▶ Document text:
Hello, the reason why i'm making this topic or even making this account is due to the fact that as you can see, I'm confused. I have always been interested in  bdsm being the sub. However, contrasting that is the fact that I tend to become enraged when I feel like I'm being advantage of or if I see other people in those situations. So i came to this forum since I hoped to get some clarity about this and I really don't wan to talk my family about this in order to figure it out.

Posted

I think to be simple

being a sub <> being taken advantage of

or it shouldn't

activities, play, relationship should be something of mutual benefit.  

Posted
Submission and being taken advantage of, in my eyes, are not the same thing. Submission is exactly that, submitting to something or someone. Being taken advantage of is, by default, an unconsenting occurrence. If you are allowing yourself to be the receiver of something, you are consenting to it, therefore I would think you would not be upset or angry about it. Would anyone agree with this?
Posted

Agreed.

Submission is all about consent and choice. This ties on with the thread about who is really in control within a D/s relationship.

For me, D/s (a genuine one) relationship is probably more balanced than a vanilla one because of the communication involved.

To the OP ..  I loathe *** (If it's your kink, great, each to their own) and feel that being submissive gives me all the control.

▶ Tasks:
1. Decide whether each statement agrees with the forum thread on submission. Answer yes or no for each, quoting the words of the thread that settle it.
(a) One reply says being taken advantage of is, by default, something that happens without consent.
(b) One reply calls a genuine D/s relationship less balanced than a vanilla one.
(c) The last reply says that being submissive gives its writer all the control.
2. Write the next part of the forum thread on submission, picking up after its final post.

▶ Data listing:
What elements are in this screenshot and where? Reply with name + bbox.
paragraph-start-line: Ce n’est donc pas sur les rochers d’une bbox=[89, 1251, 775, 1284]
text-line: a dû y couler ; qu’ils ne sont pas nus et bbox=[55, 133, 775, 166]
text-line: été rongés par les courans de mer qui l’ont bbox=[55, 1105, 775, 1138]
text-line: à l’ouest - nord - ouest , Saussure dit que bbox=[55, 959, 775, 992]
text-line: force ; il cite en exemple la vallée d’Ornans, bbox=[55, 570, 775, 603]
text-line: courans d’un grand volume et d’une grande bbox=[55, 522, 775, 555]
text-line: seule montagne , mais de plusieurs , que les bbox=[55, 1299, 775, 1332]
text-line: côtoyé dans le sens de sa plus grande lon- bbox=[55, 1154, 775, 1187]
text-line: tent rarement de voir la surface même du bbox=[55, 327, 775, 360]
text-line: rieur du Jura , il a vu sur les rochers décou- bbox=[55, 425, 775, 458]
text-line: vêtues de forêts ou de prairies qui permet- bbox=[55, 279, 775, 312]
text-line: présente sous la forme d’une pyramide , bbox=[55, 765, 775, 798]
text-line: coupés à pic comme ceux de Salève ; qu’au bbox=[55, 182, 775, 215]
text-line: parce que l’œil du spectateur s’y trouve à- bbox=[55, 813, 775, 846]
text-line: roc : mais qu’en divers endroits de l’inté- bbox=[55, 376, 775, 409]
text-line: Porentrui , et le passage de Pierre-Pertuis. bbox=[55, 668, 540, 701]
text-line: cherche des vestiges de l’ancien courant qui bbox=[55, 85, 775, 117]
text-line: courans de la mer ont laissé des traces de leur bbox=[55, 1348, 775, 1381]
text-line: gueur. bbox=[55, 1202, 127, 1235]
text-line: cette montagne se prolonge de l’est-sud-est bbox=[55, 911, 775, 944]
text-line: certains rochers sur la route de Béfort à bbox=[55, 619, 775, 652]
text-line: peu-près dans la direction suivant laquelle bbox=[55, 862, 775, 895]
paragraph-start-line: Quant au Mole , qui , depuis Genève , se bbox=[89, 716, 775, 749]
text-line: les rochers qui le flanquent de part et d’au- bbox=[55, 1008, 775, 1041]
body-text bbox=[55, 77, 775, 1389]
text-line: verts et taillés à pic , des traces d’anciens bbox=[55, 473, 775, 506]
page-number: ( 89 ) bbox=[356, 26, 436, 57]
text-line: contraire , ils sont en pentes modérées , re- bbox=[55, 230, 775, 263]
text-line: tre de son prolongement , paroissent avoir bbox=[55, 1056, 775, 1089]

▶ Answers to the problems:
1.
(a) Yes: "Being taken advantage of is, by default, an unconsenting occurrence."
(b) No: "For me, D/s (a genuine one) relationship is probably more balanced than a vanilla one because of the communication involved."
(c) Yes: "feel that being submissive gives me all the control."

2.
I was ***d as a ***, one question I get is How i can allow someone control over me after that. The answer is in the question... how can I allow it? I choose to, I control it.

Posted
1 hour ago, LazyPiratesBounty said:

I was ***d as a ***, one question I get is How i can allow someone control over me after that. The answer is in the question... how can I allow it? I choose to, I control it.

I sometimes loathe the human race, especially after hearing things like this......but it's hearing about how people grow and blossom afterwards that keeps that hope alive.

To the OP, i believe there is a line for everybody that only they can draw.....some people see "being taken advantage of" as a kink/fetish......but again THAT person has allowed that to happen, but rather than becoming "enraged" as you say you do......think it through and try to handle the situation with more finesse. Yes not everyone will respond in the same manner, but then......theres always a way to figure things out.

Sorry its not too helpful 

Posted (edited)

There is no confusion, if  someone take advantage of you just walk out end of. Even the slightest if you don’t like it or didn’t agreed with it’s the path to more and escalated.

Edited by Deleted Member
Typo
Posted
LPB, nicely put. I would agree that the submissive is very powerful in the relationship, since they are trusting the Dominate to protect their beat interests. The communication practices are definitely more open and free-flowing than most Vanilla relationships.